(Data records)
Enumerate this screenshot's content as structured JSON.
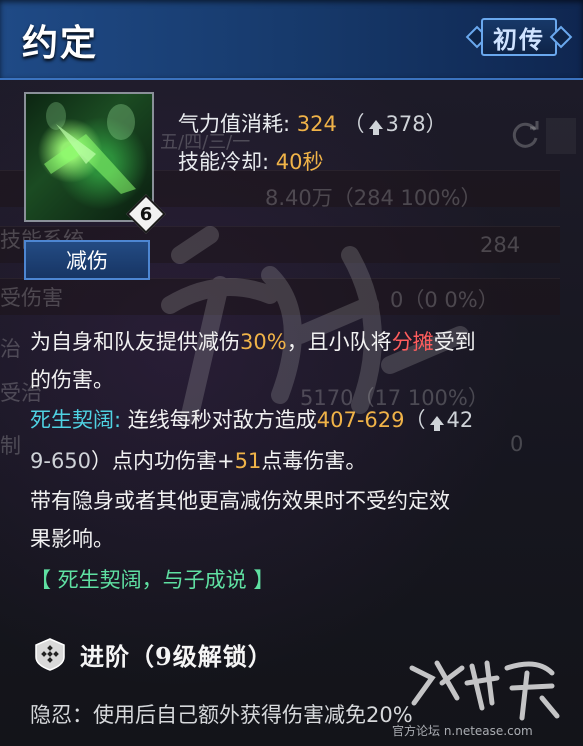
{
  "header": {
    "title": "约定",
    "rank_badge": "初传"
  },
  "skill": {
    "level": "6",
    "type_tag": "减伤",
    "stats": {
      "energy_label": "气力值消耗:",
      "energy_value": "324",
      "energy_upgraded": "378",
      "cooldown_label": "技能冷却:",
      "cooldown_value": "40秒"
    }
  },
  "background_text": {
    "col_header": "五/四/三/一",
    "row1_value": "8.40万（284  100%）",
    "row2_label": "技能系统",
    "row2_value": "284",
    "row3_label": "受伤害",
    "row3_value": "0（0  0%）",
    "row4_label": "治",
    "row5_label": "受治",
    "row5_value": "5170（17  100%）",
    "row6_label": "制",
    "row6_value": "0"
  },
  "description": {
    "line1_a": "为自身和队友提供减伤",
    "line1_b": "30%",
    "line1_c": "，且小队将",
    "line1_d": "分摊",
    "line1_e": "受到",
    "line2": "的伤害。",
    "line3_name": "死生契阔:",
    "line3_a": " 连线每秒对敌方造成",
    "line3_b": "407-629",
    "line3_c": "（",
    "line3_d": "42",
    "line4_a": "9-650",
    "line4_b": "）点内功伤害+",
    "line4_c": "51",
    "line4_d": "点毒伤害。",
    "line5": "带有隐身或者其他更高减伤效果时不受约定效",
    "line6": "果影响。",
    "line7": "【 死生契阔，与子成说 】"
  },
  "advance": {
    "title": "进阶（9级解锁）",
    "line": "隐忍：使用后自己额外获得伤害减免20%"
  },
  "watermark": {
    "url": "官方论坛 n.netease.com"
  },
  "colors": {
    "highlight_yellow": "#f0b348",
    "highlight_red": "#ff5d5d",
    "highlight_cyan": "#4fd2e2",
    "highlight_green": "#5fe0a2",
    "header_blue": "#1f4a86"
  }
}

- [What this task involves]
Strip out the images, then output the records above word for word.

- [Response to the exercise]
Enumerate this screenshot's content as structured JSON.
{
  "header": {
    "title": "约定",
    "rank_badge": "初传"
  },
  "skill": {
    "level": "6",
    "type_tag": "减伤",
    "stats": {
      "energy_label": "气力值消耗:",
      "energy_value": "324",
      "energy_upgraded": "378",
      "cooldown_label": "技能冷却:",
      "cooldown_value": "40秒"
    }
  },
  "background_text": {
    "col_header": "五/四/三/一",
    "row1_value": "8.40万（284  100%）",
    "row2_label": "技能系统",
    "row2_value": "284",
    "row3_label": "受伤害",
    "row3_value": "0（0  0%）",
    "row4_label": "治",
    "row5_label": "受治",
    "row5_value": "5170（17  100%）",
    "row6_label": "制",
    "row6_value": "0"
  },
  "description": {
    "line1_a": "为自身和队友提供减伤",
    "line1_b": "30%",
    "line1_c": "，且小队将",
    "line1_d": "分摊",
    "line1_e": "受到",
    "line2": "的伤害。",
    "line3_name": "死生契阔:",
    "line3_a": " 连线每秒对敌方造成",
    "line3_b": "407-629",
    "line3_c": "（",
    "line3_d": "42",
    "line4_a": "9-650",
    "line4_b": "）点内功伤害+",
    "line4_c": "51",
    "line4_d": "点毒伤害。",
    "line5": "带有隐身或者其他更高减伤效果时不受约定效",
    "line6": "果影响。",
    "line7": "【 死生契阔，与子成说 】"
  },
  "advance": {
    "title": "进阶（9级解锁）",
    "line": "隐忍：使用后自己额外获得伤害减免20%"
  },
  "watermark": {
    "url": "官方论坛 n.netease.com"
  },
  "colors": {
    "highlight_yellow": "#f0b348",
    "highlight_red": "#ff5d5d",
    "highlight_cyan": "#4fd2e2",
    "highlight_green": "#5fe0a2",
    "header_blue": "#1f4a86"
  }
}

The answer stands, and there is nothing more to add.